Start of Entries

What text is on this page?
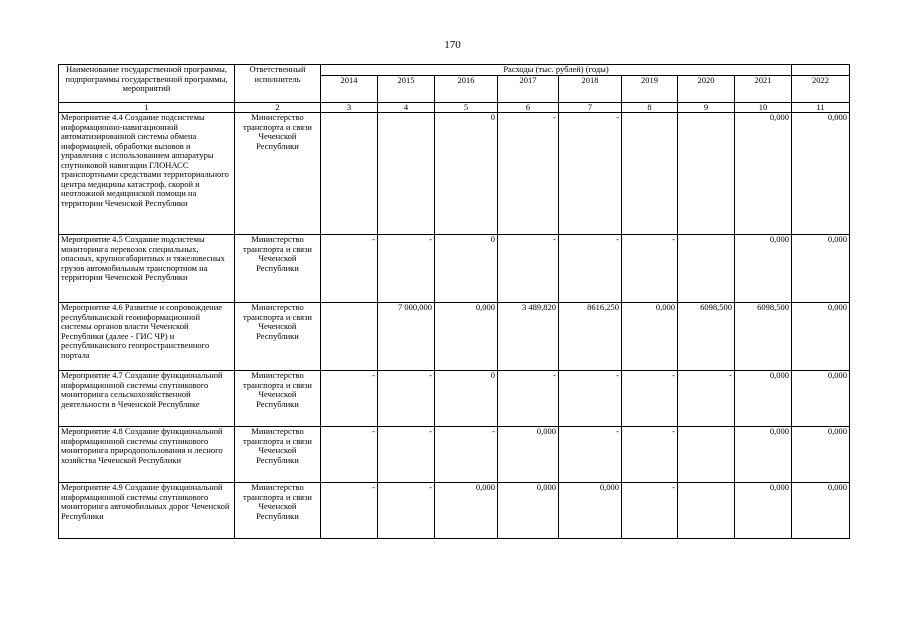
170
Наименование государственной программы, подпрограммы государственной программы, мероприятий	Ответственный исполнитель	Расходы (тыс. рублей) (годы)								
		2014	2015	2016	2017	2018	2019	2020	2021	2022
1	2	3	4	5	6	7	8	9	10	11
Мероприятие 4.4 Создание подсистемы информационно-навигационной автоматизированной системы обмена информацией, обработки вызовов и управления с использованием аппаратуры спутниковой навигации ГЛОНАСС транспортными средствами территориального центра медицины катастроф, скорой и неотложной медицинской помощи на территории Чеченской Республики	Министерство транспорта и связи Чеченской Республики			0	-	-			0,000	0,000
Мероприятие 4.5 Создание подсистемы мониторинга перевозок специальных, опасных, крупногабаритных и тяжеловесных грузов автомобильным транспортном на территории Чеченской Республики	Министерство транспорта и связи Чеченской Республики	-	-	0	-	-	-		0,000	0,000
Мероприятие 4.6 Развитие и сопровождение республиканской геоинформационной системы органов власти Чеченской Республики (далее - ГИС ЧР) и республиканского геопространственного портала	Министерство транспорта и связи Чеченской Республики		7 000,000	0,000	3 489,820	8616,250	0,000	6098,500	6098,500	0,000
Мероприятие 4.7 Создание функциональной информационной системы спутникового мониторинга сельскохозяйственной деятельности в Чеченской Республике	Министерство транспорта и связи Чеченской Республики	-	-	0	-	-	-	-	0,000	0,000
Мероприятие 4.8 Создание функциональной информационной системы спутникового мониторинга природопользования и лесного хозяйства Чеченской Республики	Министерство транспорта и связи Чеченской Республики	-	-	-	0,000	-	-		0,000	0,000
Мероприятие 4.9 Создание функциональной информационной системы спутникового мониторинга автомобильных дорог Чеченской Республики	Министерство транспорта и связи Чеченской Республики	-	-	0,000	0,000	0,000	-		0,000	0,000
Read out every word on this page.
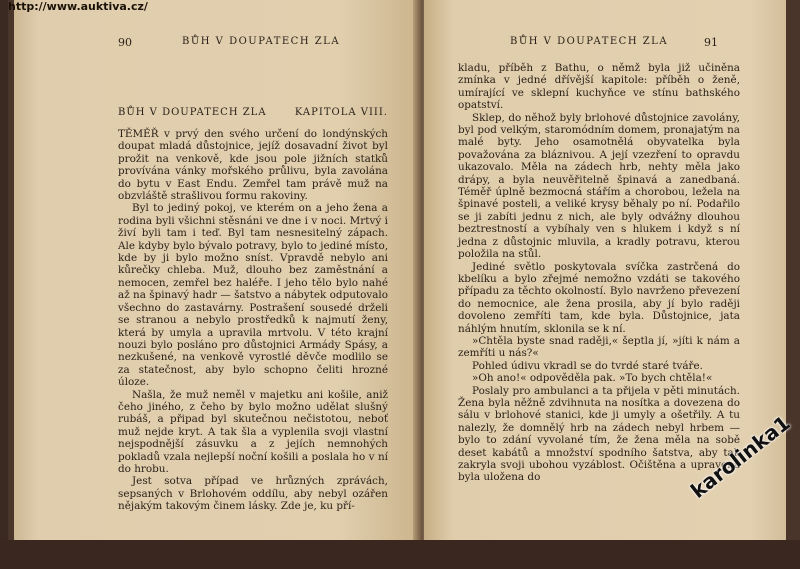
90	BŮH V DOUPATECH ZLA
BŮH V DOUPATECH ZLA	KAPITOLA VIII.

TĚMĚŘ v prvý den svého určení do londýnských doupat mladá důstojnice, jejíž dosavadní život byl prožit na venkově, kde jsou pole jižních statků provívána vánky mořského průlivu, byla zavolána do bytu v East Endu. Zemřel tam právě muž na obzvláště strašlivou formu rakoviny.

Byl to jediný pokoj, ve kterém on a jeho žena a rodina byli všichni stěsnáni ve dne i v noci. Mrtvý i živí byli tam i teď. Byl tam nesnesitelný zápach. Ale kdyby bylo bývalo potravy, bylo to jediné místo, kde by ji bylo možno sníst. Vpravdě nebylo ani kůrečky chleba. Muž, dlouho bez zaměstnání a nemocen, zemřel bez haléře. I jeho tělo bylo nahé až na špinavý hadr — šatstvo a nábytek odputovalo všechno do zastavárny. Postrašení sousedé drželi se stranou a nebylo prostředků k najmutí ženy, která by umyla a upravila mrtvolu. V této krajní nouzi bylo posláno pro důstojnici Armády Spásy, a nezkušené, na venkově vyrostlé děvče modlilo se za statečnost, aby bylo schopno čeliti hrozné úloze.

Našla, že muž neměl v majetku ani košile, aniž čeho jiného, z čeho by bylo možno udělat slušný rubáš, a připad byl skutečnou nečistotou, neboť muž nejde kryt. A tak šla a vyplenila svoji vlastní nejspodnější zásuvku a z jejích nemnohých pokladů vzala nejlepší noční košili a poslala ho v ní do hrobu.

Jest sotva případ ve hrůzných zprávách, sepsaných v Brlohovém oddílu, aby nebyl ozářen nějakým takovým činem lásky. Zde je, ku pří-

BŮH V DOUPATECH ZLA	91

kladu, příběh z Bathu, o němž byla již učiněna zmínka v jedné dřívější kapitole: příběh o ženě, umírající ve sklepní kuchyňce ve stínu bathského opatství.

Sklep, do něhož byly brlohové důstojnice zavolány, byl pod velkým, staromódním domem, pronajatým na malé byty. Jeho osamotnělá obyvatelka byla považována za bláznivou. A její vzezření to opravdu ukazovalo. Měla na zádech hrb, nehty měla jako drápy, a byla neuvěřitelně špinavá a zanedbaná. Téměř úplně bezmocná stářím a chorobou, ležela na špinavé posteli, a veliké krysy běhaly po ní. Podařilo se ji zabíti jednu z nich, ale byly odvážny dlouhou beztrestností a vybíhaly ven s hlukem i když s ní jedna z důstojnic mluvila, a kradly potravu, kterou položila na stůl.

Jediné světlo poskytovala svíčka zastrčená do kbelíku a bylo zřejmé nemožno vzdáti se takového případu za těchto okolností. Bylo navrženo převezení do nemocnice, ale žena prosila, aby jí bylo raději dovoleno zemříti tam, kde byla. Důstojnice, jata náhlým hnutím, sklonila se k ní.

»Chtěla byste snad raději,« šeptla jí, »jíti k nám a zemříti u nás?«

Pohled údivu vkradl se do tvrdé staré tváře.

»Oh ano!« odpověděla pak. »To bych chtěla!«

Poslaly pro ambulanci a ta přijela v pěti minutách. Žena byla něžně zdvihnuta na nosítka a dovezena do sálu v brlohové stanici, kde ji umyly a ošetřily. A tu nalezly, že domnělý hrb na zádech nebyl hrbem — bylo to zdání vyvolané tím, že žena měla na sobě deset kabátů a množství spodního šatstva, aby tak zakryla svoji ubohou vyzáblost. Očištěna a upravena byla uložena do

http://www.auktiva.cz/
karolinka1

End of Entries

Goal: Strip the images and reproduce the remaining records precisely.

Full answer:
What text is on this page?
170
Наименование государственной программы, подпрограммы государственной программы, мероприятий	Ответственный исполнитель	Расходы (тыс. рублей) (годы)								
		2014	2015	2016	2017	2018	2019	2020	2021	2022
1	2	3	4	5	6	7	8	9	10	11
Мероприятие 4.4 Создание подсистемы информационно-навигационной автоматизированной системы обмена информацией, обработки вызовов и управления с использованием аппаратуры спутниковой навигации ГЛОНАСС транспортными средствами территориального центра медицины катастроф, скорой и неотложной медицинской помощи на территории Чеченской Республики	Министерство транспорта и связи Чеченской Республики			0	-	-			0,000	0,000
Мероприятие 4.5 Создание подсистемы мониторинга перевозок специальных, опасных, крупногабаритных и тяжеловесных грузов автомобильным транспортном на территории Чеченской Республики	Министерство транспорта и связи Чеченской Республики	-	-	0	-	-	-		0,000	0,000
Мероприятие 4.6 Развитие и сопровождение республиканской геоинформационной системы органов власти Чеченской Республики (далее - ГИС ЧР) и республиканского геопространственного портала	Министерство транспорта и связи Чеченской Республики		7 000,000	0,000	3 489,820	8616,250	0,000	6098,500	6098,500	0,000
Мероприятие 4.7 Создание функциональной информационной системы спутникового мониторинга сельскохозяйственной деятельности в Чеченской Республике	Министерство транспорта и связи Чеченской Республики	-	-	0	-	-	-	-	0,000	0,000
Мероприятие 4.8 Создание функциональной информационной системы спутникового мониторинга природопользования и лесного хозяйства Чеченской Республики	Министерство транспорта и связи Чеченской Республики	-	-	-	0,000	-	-		0,000	0,000
Мероприятие 4.9 Создание функциональной информационной системы спутникового мониторинга автомобильных дорог Чеченской Республики	Министерство транспорта и связи Чеченской Республики	-	-	0,000	0,000	0,000	-		0,000	0,000
Read out every word on this page.
90	BŮH V DOUPATECH ZLA
BŮH V DOUPATECH ZLA	KAPITOLA VIII.

TĚMĚŘ v prvý den svého určení do londýnských doupat mladá důstojnice, jejíž dosavadní život byl prožit na venkově, kde jsou pole jižních statků provívána vánky mořského průlivu, byla zavolána do bytu v East Endu. Zemřel tam právě muž na obzvláště strašlivou formu rakoviny.

Byl to jediný pokoj, ve kterém on a jeho žena a rodina byli všichni stěsnáni ve dne i v noci. Mrtvý i živí byli tam i teď. Byl tam nesnesitelný zápach. Ale kdyby bylo bývalo potravy, bylo to jediné místo, kde by ji bylo možno sníst. Vpravdě nebylo ani kůrečky chleba. Muž, dlouho bez zaměstnání a nemocen, zemřel bez haléře. I jeho tělo bylo nahé až na špinavý hadr — šatstvo a nábytek odputovalo všechno do zastavárny. Postrašení sousedé drželi se stranou a nebylo prostředků k najmutí ženy, která by umyla a upravila mrtvolu. V této krajní nouzi bylo posláno pro důstojnici Armády Spásy, a nezkušené, na venkově vyrostlé děvče modlilo se za statečnost, aby bylo schopno čeliti hrozné úloze.

Našla, že muž neměl v majetku ani košile, aniž čeho jiného, z čeho by bylo možno udělat slušný rubáš, a připad byl skutečnou nečistotou, neboť muž nejde kryt. A tak šla a vyplenila svoji vlastní nejspodnější zásuvku a z jejích nemnohých pokladů vzala nejlepší noční košili a poslala ho v ní do hrobu.

Jest sotva případ ve hrůzných zprávách, sepsaných v Brlohovém oddílu, aby nebyl ozářen nějakým takovým činem lásky. Zde je, ku pří-

BŮH V DOUPATECH ZLA	91

kladu, příběh z Bathu, o němž byla již učiněna zmínka v jedné dřívější kapitole: příběh o ženě, umírající ve sklepní kuchyňce ve stínu bathského opatství.

Sklep, do něhož byly brlohové důstojnice zavolány, byl pod velkým, staromódním domem, pronajatým na malé byty. Jeho osamotnělá obyvatelka byla považována za bláznivou. A její vzezření to opravdu ukazovalo. Měla na zádech hrb, nehty měla jako drápy, a byla neuvěřitelně špinavá a zanedbaná. Téměř úplně bezmocná stářím a chorobou, ležela na špinavé posteli, a veliké krysy běhaly po ní. Podařilo se ji zabíti jednu z nich, ale byly odvážny dlouhou beztrestností a vybíhaly ven s hlukem i když s ní jedna z důstojnic mluvila, a kradly potravu, kterou položila na stůl.

Jediné světlo poskytovala svíčka zastrčená do kbelíku a bylo zřejmé nemožno vzdáti se takového případu za těchto okolností. Bylo navrženo převezení do nemocnice, ale žena prosila, aby jí bylo raději dovoleno zemříti tam, kde byla. Důstojnice, jata náhlým hnutím, sklonila se k ní.

»Chtěla byste snad raději,« šeptla jí, »jíti k nám a zemříti u nás?«

Pohled údivu vkradl se do tvrdé staré tváře.

»Oh ano!« odpověděla pak. »To bych chtěla!«

Poslaly pro ambulanci a ta přijela v pěti minutách. Žena byla něžně zdvihnuta na nosítka a dovezena do sálu v brlohové stanici, kde ji umyly a ošetřily. A tu nalezly, že domnělý hrb na zádech nebyl hrbem — bylo to zdání vyvolané tím, že žena měla na sobě deset kabátů a množství spodního šatstva, aby tak zakryla svoji ubohou vyzáblost. Očištěna a upravena byla uložena do

http://www.auktiva.cz/
karolinka1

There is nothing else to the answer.